_Passage_
Re: how do I copy some properties that are part of a bigger pattern from Niklas Lindström on 2014-03-09 (public-rdfa@w3.org from March 2014)

From: Niklas Lindström <lindstream@gmail.com>
Date: Sun, 9 Mar 2014 18:10:03 +0100
To: Jarno van Driel <jarnovandriel@gmail.com>
Cc: Gregg Kellogg <gregg@greggkellogg.net>, public-rdfa <public-rdfa@w3.org>
Message-ID: <CADjV5jeG6AFf9Tp_y4PZgiMRHU1sUfWRxphdZMnZTDDQLC3sKw@mail.gmail.com>
Hi Jarno,

On Sun, Mar 9, 2014 at 5:08 PM, Jarno van Driel <jarnovandriel@gmail.com>wrote:

> "...outputs two different nodes for what seemingly is the same
> corporation..."
> You're right in stating that this results in two instances of the same
> Corporation. Which is the only way in Microdata to have an Item
> (Corporation) be linked to other Items by means of different properties
> (copyrightHolder & publisher). The following markup simply wouldn't work in
> Microdata:
> <div itemprop="manufacturer" itemref="corporation-data">
>

Yes, microdata (presumably) being a tree model prevents it from connecting
items together naturally. It's a big flaw. It only deals with surface data,
and says nothing about what it means. Perhaps @itemid makes it into some
kind of graph at times though, it's hard to tell when there are no
semantics explaining what that entails.

_Job 1_
Translate this sentence from the microdata message into German: "It only deals with surface data, and says nothing about what it means."

_Data for this exercise_
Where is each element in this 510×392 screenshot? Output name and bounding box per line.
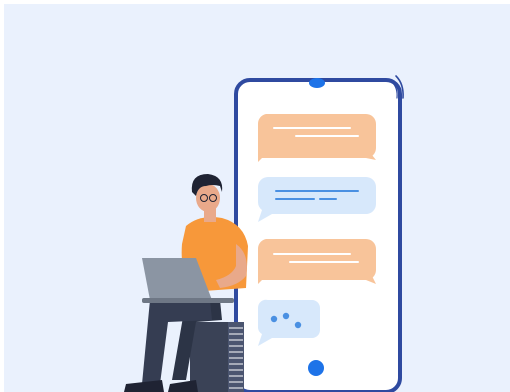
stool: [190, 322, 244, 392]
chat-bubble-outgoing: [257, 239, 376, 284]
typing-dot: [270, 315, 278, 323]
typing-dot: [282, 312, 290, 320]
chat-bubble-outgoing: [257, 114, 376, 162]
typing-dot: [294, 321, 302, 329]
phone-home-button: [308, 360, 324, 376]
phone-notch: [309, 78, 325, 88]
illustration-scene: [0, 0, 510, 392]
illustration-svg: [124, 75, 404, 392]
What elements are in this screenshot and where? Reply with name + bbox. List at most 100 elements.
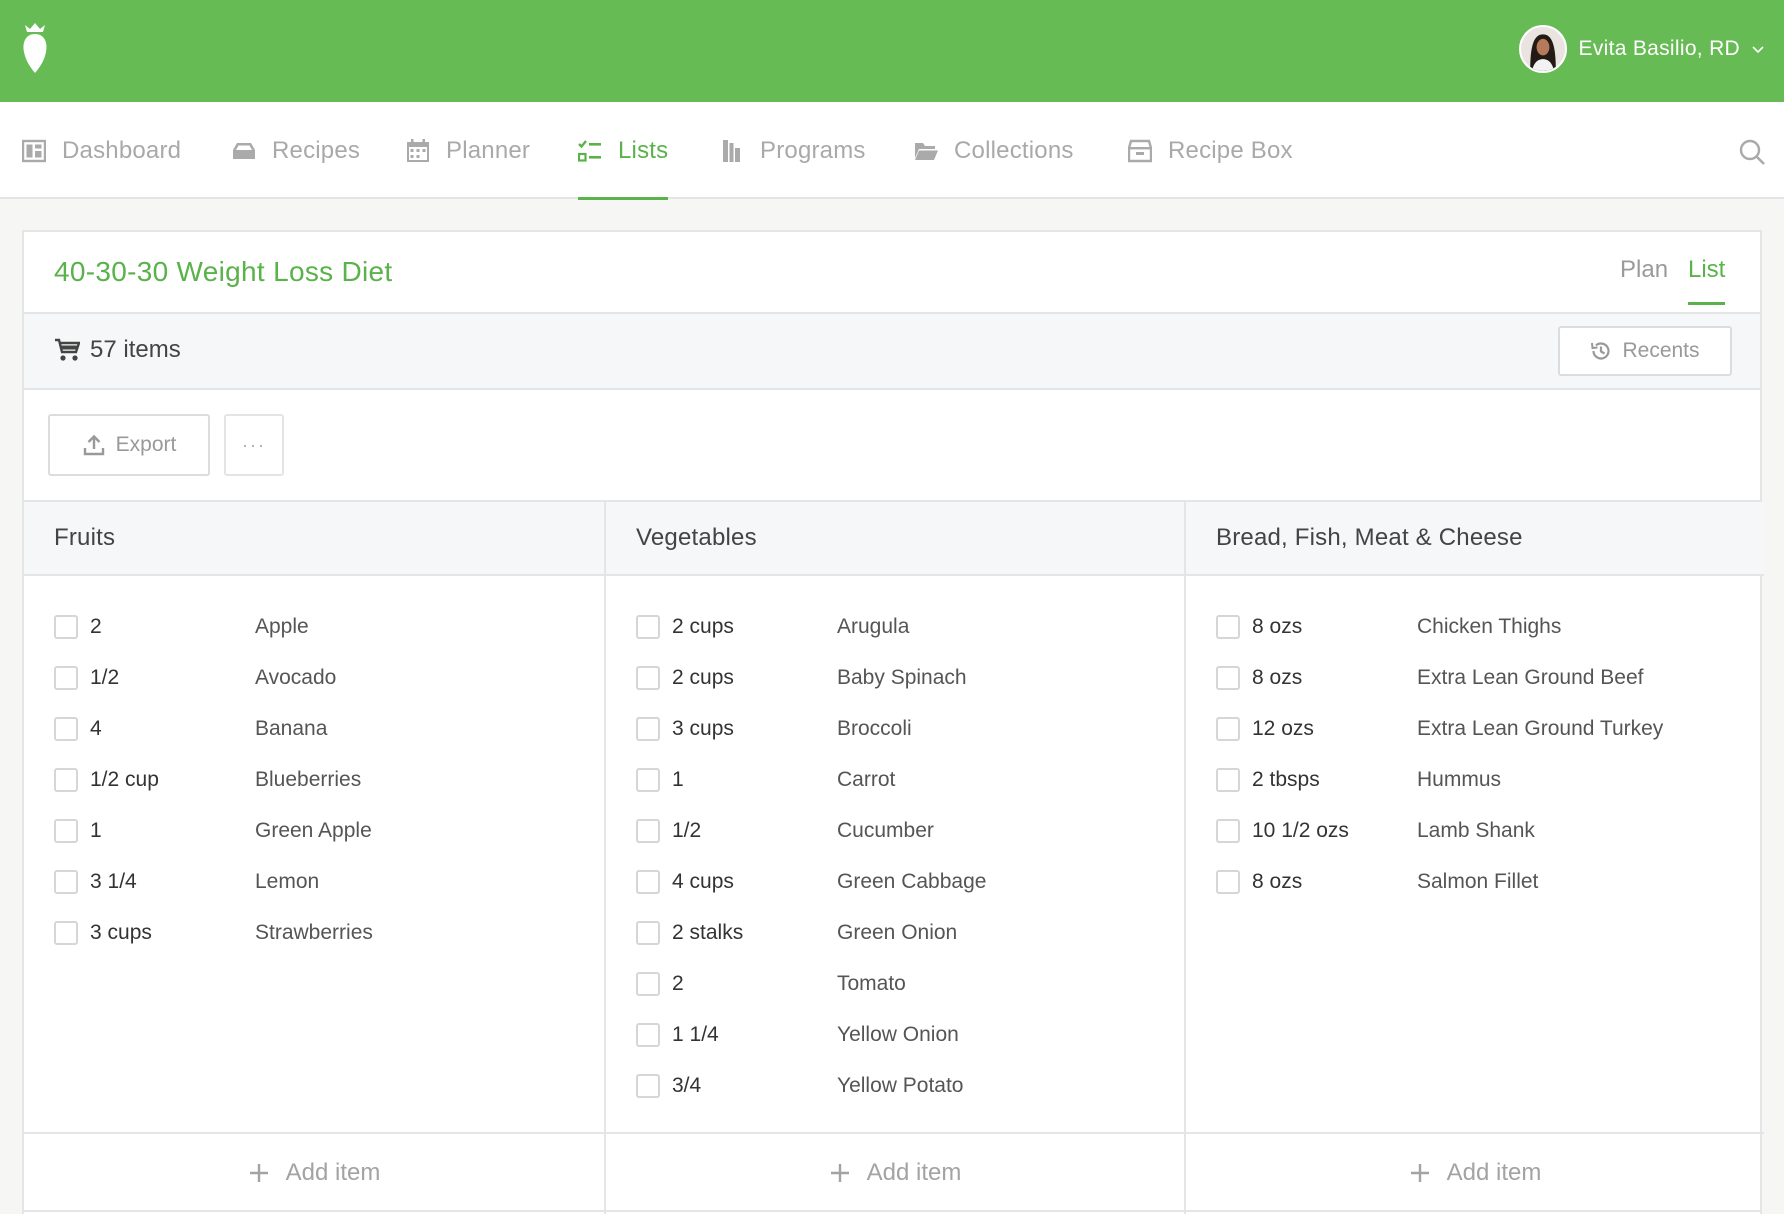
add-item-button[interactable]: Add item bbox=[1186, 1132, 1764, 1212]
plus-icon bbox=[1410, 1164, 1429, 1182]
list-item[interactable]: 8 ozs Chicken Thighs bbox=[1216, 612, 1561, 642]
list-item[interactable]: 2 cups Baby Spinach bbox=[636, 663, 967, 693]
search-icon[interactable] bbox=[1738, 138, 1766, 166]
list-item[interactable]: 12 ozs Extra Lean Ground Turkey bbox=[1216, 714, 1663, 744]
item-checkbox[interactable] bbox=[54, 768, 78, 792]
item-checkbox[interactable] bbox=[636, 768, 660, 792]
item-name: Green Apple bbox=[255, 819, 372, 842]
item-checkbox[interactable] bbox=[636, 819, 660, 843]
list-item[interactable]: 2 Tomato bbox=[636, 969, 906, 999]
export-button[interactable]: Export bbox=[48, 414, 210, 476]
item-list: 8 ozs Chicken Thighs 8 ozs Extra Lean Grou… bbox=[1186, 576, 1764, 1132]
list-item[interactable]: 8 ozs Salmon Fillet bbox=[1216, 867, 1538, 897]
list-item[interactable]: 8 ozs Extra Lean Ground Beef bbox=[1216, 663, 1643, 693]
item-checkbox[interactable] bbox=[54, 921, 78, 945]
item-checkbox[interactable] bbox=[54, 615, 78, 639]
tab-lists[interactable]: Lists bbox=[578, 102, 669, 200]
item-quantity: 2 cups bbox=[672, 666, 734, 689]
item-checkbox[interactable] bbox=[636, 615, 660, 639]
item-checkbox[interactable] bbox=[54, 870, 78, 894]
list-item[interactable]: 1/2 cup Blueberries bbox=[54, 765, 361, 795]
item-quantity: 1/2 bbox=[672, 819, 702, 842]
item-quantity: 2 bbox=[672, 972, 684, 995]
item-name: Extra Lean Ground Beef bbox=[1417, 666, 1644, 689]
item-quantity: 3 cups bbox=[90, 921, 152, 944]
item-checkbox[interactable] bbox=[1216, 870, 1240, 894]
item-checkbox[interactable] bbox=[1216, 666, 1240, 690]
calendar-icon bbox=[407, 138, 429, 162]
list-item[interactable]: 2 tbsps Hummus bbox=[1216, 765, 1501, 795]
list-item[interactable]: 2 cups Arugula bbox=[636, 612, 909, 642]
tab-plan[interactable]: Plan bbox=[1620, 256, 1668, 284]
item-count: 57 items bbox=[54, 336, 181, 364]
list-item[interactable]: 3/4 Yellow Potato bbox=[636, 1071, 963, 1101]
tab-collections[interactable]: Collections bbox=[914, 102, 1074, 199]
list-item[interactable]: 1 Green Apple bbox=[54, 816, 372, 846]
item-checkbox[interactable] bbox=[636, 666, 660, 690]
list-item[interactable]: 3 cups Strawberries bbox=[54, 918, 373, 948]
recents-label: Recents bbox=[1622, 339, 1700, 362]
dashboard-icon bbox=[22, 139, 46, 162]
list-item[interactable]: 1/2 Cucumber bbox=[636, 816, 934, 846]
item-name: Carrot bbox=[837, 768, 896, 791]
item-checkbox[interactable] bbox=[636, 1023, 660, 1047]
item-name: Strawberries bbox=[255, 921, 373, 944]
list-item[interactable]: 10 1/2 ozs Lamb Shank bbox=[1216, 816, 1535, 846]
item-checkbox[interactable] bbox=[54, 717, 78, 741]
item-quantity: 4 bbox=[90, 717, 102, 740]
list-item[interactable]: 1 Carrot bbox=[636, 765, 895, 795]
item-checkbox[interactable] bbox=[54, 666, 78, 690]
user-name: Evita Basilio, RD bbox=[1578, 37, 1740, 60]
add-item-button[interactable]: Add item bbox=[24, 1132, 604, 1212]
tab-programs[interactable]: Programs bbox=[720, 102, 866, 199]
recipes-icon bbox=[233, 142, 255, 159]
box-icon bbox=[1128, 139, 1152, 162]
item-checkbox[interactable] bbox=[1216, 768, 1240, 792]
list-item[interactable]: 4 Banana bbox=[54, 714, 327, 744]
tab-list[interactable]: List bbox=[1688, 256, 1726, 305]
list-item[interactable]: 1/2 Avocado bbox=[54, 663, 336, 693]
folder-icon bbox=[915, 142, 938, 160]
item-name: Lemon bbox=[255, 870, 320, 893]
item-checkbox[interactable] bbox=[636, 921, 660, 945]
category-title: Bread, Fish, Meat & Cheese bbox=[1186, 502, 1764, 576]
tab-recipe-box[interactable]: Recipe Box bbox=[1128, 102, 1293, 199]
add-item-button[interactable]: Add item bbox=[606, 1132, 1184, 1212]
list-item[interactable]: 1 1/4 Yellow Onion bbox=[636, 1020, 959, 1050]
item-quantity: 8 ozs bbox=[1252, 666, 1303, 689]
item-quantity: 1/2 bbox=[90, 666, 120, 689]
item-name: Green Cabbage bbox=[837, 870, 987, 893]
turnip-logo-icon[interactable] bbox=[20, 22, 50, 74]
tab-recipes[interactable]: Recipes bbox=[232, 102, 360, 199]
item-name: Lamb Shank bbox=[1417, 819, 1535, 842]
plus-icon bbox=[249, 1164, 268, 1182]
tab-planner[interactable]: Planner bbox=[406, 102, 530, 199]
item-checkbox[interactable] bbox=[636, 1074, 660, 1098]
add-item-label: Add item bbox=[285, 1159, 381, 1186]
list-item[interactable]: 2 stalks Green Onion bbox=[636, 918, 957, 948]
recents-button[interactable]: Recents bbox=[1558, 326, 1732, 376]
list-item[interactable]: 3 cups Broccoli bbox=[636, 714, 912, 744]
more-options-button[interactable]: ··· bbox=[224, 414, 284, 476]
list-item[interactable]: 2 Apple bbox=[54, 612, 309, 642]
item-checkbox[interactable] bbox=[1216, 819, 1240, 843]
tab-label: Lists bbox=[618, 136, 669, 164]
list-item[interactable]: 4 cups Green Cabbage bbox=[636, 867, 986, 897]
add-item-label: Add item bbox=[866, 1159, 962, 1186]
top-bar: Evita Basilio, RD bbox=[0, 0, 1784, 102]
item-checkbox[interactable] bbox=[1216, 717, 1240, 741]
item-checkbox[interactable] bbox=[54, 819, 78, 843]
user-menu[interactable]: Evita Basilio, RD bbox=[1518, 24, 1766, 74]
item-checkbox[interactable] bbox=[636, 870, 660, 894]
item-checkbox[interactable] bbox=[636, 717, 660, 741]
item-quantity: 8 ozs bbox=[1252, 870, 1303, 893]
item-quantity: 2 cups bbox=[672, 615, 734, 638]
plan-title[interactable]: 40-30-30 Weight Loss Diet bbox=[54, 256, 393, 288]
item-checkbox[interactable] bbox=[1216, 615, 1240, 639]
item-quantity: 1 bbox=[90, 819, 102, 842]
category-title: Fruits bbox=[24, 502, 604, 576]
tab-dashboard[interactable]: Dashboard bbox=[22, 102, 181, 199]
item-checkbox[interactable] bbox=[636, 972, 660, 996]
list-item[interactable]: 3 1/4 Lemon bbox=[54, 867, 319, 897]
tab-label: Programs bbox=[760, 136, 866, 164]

_Job 2_
In the rows, update the lines between the one holding "1132, 1764, 1212]" and the one holding "search-icon[interactable] bbox=[1738, 138, 1766, 166]", inclusive, so that "list-item" becomes "grocery-item" and nothing else changes. Return only those lines.

_Task output 1_
Es befasst sich nur mit Oberflächendaten und sagt nichts darüber aus, was sie bedeuten.

_Task output 2_
add-item-button[interactable]: Add item bbox=[1186, 1132, 1764, 1212]
plus-icon bbox=[1410, 1164, 1429, 1182]
grocery-item[interactable]: 8 ozs Chicken Thighs bbox=[1216, 612, 1561, 642]
grocery-item[interactable]: 2 cups Baby Spinach bbox=[636, 663, 967, 693]
search-icon[interactable] bbox=[1738, 138, 1766, 166]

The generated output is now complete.